··· DATASET EXCERPTS
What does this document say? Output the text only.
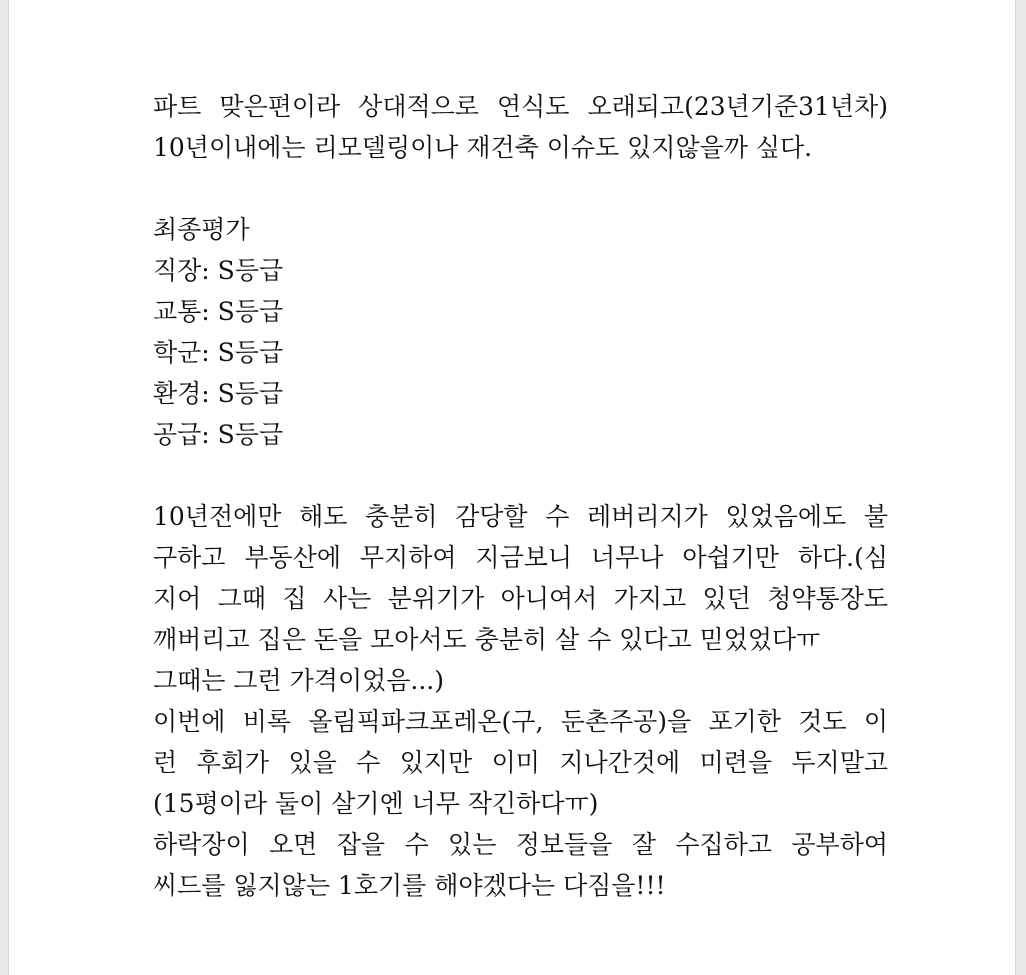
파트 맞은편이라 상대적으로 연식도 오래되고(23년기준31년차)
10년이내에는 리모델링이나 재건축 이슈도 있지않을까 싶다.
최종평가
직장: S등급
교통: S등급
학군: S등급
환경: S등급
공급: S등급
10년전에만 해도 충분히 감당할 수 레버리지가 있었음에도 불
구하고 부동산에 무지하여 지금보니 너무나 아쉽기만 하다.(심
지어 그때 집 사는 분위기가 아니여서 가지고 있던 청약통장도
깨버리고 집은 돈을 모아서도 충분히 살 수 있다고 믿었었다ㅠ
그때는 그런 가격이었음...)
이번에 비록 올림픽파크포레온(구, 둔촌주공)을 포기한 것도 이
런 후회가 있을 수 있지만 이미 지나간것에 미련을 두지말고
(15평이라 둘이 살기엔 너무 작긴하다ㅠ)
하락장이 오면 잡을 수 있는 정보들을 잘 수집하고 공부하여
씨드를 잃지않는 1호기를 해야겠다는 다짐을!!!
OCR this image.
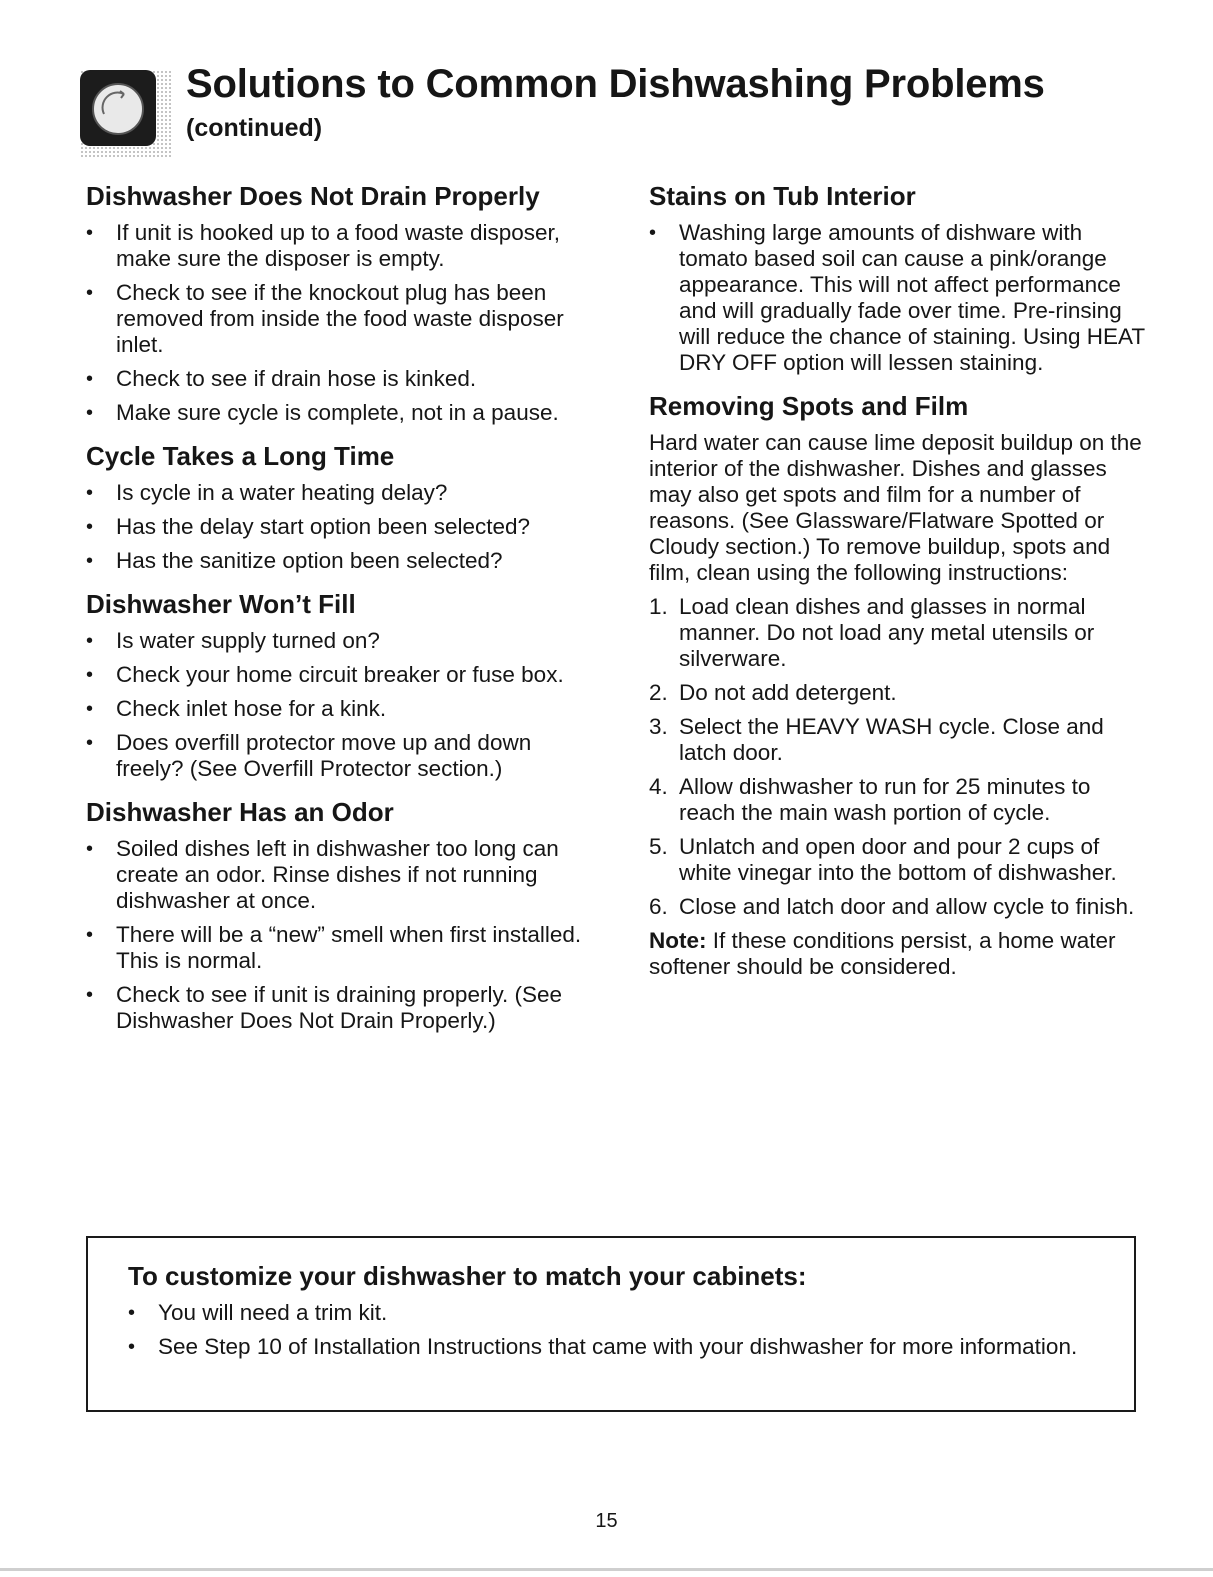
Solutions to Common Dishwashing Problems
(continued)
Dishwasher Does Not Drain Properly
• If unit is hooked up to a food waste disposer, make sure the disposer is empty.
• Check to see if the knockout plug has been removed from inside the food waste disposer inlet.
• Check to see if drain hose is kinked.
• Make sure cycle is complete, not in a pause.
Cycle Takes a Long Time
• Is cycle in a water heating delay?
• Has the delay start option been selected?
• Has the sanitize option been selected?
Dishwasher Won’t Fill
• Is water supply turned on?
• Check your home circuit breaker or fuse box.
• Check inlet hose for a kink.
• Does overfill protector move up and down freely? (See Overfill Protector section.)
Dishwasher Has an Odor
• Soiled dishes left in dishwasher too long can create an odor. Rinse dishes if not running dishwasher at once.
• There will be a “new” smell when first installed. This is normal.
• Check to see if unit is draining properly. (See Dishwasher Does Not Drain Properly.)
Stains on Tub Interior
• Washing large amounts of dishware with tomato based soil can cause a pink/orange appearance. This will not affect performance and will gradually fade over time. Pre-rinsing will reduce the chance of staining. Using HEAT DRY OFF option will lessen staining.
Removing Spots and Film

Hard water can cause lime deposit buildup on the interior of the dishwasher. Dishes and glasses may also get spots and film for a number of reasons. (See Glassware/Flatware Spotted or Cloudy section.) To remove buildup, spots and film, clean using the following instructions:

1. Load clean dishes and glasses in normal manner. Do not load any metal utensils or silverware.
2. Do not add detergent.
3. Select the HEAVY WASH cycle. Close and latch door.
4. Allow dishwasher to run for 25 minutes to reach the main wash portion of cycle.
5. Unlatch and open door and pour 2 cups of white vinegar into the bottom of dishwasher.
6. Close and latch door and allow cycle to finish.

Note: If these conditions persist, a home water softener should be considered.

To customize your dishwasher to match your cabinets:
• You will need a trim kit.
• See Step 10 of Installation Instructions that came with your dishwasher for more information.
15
······
Look for the word "been" in every line of the listing and copy the lines that have it.

• Check to see if the knockout plug has been removed from inside the food waste disposer inlet.
• Has the delay start option been selected?
• Has the sanitize option been selected?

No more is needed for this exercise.